** start Information provided **

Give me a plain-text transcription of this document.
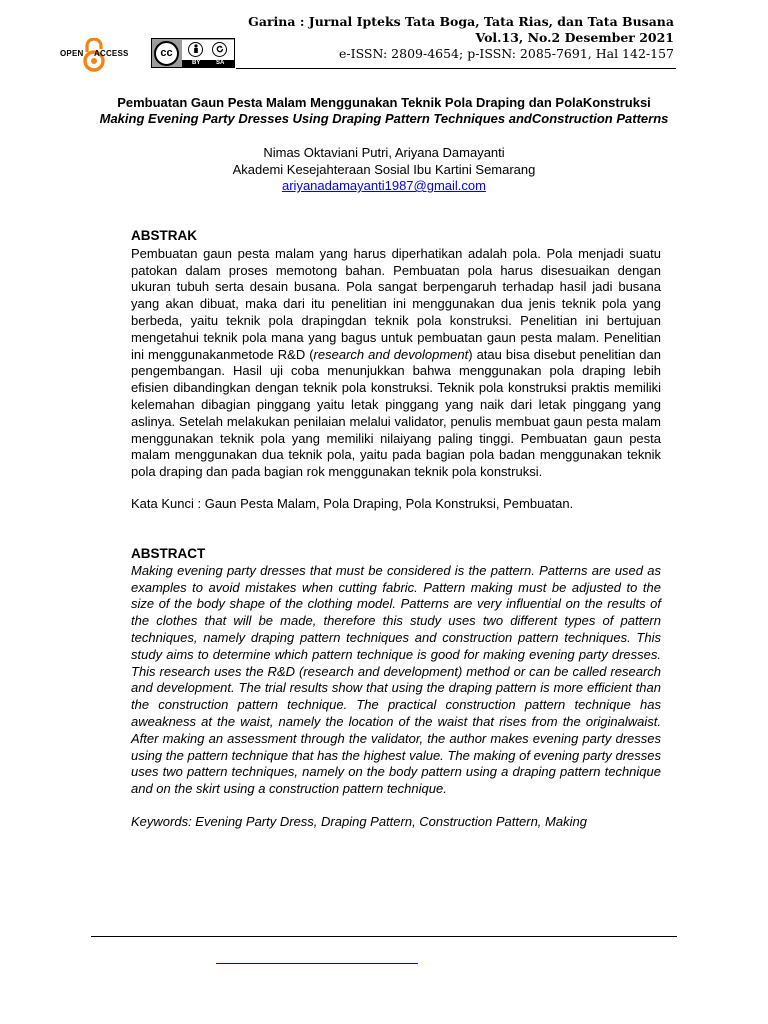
OPEN ACCESS	cc
BY	SA
Garina : Jurnal Ipteks Tata Boga, Tata Rias, dan Tata Busana
Vol.13, No.2 Desember 2021
e-ISSN: 2809-4654; p-ISSN: 2085-7691, Hal 142-157
Pembuatan Gaun Pesta Malam Menggunakan Teknik Pola Draping dan PolaKonstruksi
Making Evening Party Dresses Using Draping Pattern Techniques andConstruction Patterns
Nimas Oktaviani Putri, Ariyana Damayanti
Akademi Kesejahteraan Sosial Ibu Kartini Semarang
ariyanadamayanti1987@gmail.com

ABSTRAK

Pembuatan gaun pesta malam yang harus diperhatikan adalah pola. Pola menjadi suatu patokan dalam proses memotong bahan. Pembuatan pola harus disesuaikan dengan ukuran tubuh serta desain busana. Pola sangat berpengaruh terhadap hasil jadi busana yang akan dibuat, maka dari itu penelitian ini menggunakan dua jenis teknik pola yang berbeda, yaitu teknik pola drapingdan teknik pola konstruksi. Penelitian ini bertujuan mengetahui teknik pola mana yang bagus untuk pembuatan gaun pesta malam. Penelitian ini menggunakanmetode R&D (research and devolopment) atau bisa disebut penelitian dan pengembangan. Hasil uji coba menunjukkan bahwa menggunakan pola draping lebih efisien dibandingkan dengan teknik pola konstruksi. Teknik pola konstruksi praktis memiliki kelemahan dibagian pinggang yaitu letak pinggang yang naik dari letak pinggang yang aslinya. Setelah melakukan penilaian melalui validator, penulis membuat gaun pesta malam menggunakan teknik pola yang memiliki nilaiyang paling tinggi. Pembuatan gaun pesta malam menggunakan dua teknik pola, yaitu pada bagian pola badan menggunakan teknik pola draping dan pada bagian rok menggunakan teknik pola konstruksi.

Kata Kunci : Gaun Pesta Malam, Pola Draping, Pola Konstruksi, Pembuatan.

ABSTRACT

Making evening party dresses that must be considered is the pattern. Patterns are used as examples to avoid mistakes when cutting fabric. Pattern making must be adjusted to the size of the body shape of the clothing model. Patterns are very influential on the results of the clothes that will be made, therefore this study uses two different types of pattern techniques, namely draping pattern techniques and construction pattern techniques. This study aims to determine which pattern technique is good for making evening party dresses. This research uses the R&D (research and development) method or can be called research and development. The trial results show that using the draping pattern is more efficient than the construction pattern technique. The practical construction pattern technique has aweakness at the waist, namely the location of the waist that rises from the originalwaist. After making an assessment through the validator, the author makes evening party dresses using the pattern technique that has the highest value. The making of evening party dresses uses two pattern techniques, namely on the body pattern using a draping pattern technique and on the skirt using a construction pattern technique.

Keywords: Evening Party Dress, Draping Pattern, Construction Pattern, Making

** end Information provided **

→ **Stated problem**
Extract all lines from the material above that include the word "Teknik".

→ **Answer to this exercise**
Pembuatan Gaun Pesta Malam Menggunakan Teknik Pola Draping dan PolaKonstruksi
Pembuatan gaun pesta malam yang harus diperhatikan adalah pola. Pola menjadi suatu patokan dalam proses memotong bahan. Pembuatan pola harus disesuaikan dengan ukuran tubuh serta desain busana. Pola sangat berpengaruh terhadap hasil jadi busana yang akan dibuat, maka dari itu penelitian ini menggunakan dua jenis teknik pola yang berbeda, yaitu teknik pola drapingdan teknik pola konstruksi. Penelitian ini bertujuan mengetahui teknik pola mana yang bagus untuk pembuatan gaun pesta malam. Penelitian ini menggunakanmetode R&D (research and devolopment) atau bisa disebut penelitian dan pengembangan. Hasil uji coba menunjukkan bahwa menggunakan pola draping lebih efisien dibandingkan dengan teknik pola konstruksi. Teknik pola konstruksi praktis memiliki kelemahan dibagian pinggang yaitu letak pinggang yang naik dari letak pinggang yang aslinya. Setelah melakukan penilaian melalui validator, penulis membuat gaun pesta malam menggunakan teknik pola yang memiliki nilaiyang paling tinggi. Pembuatan gaun pesta malam menggunakan dua teknik pola, yaitu pada bagian pola badan menggunakan teknik pola draping dan pada bagian rok menggunakan teknik pola konstruksi.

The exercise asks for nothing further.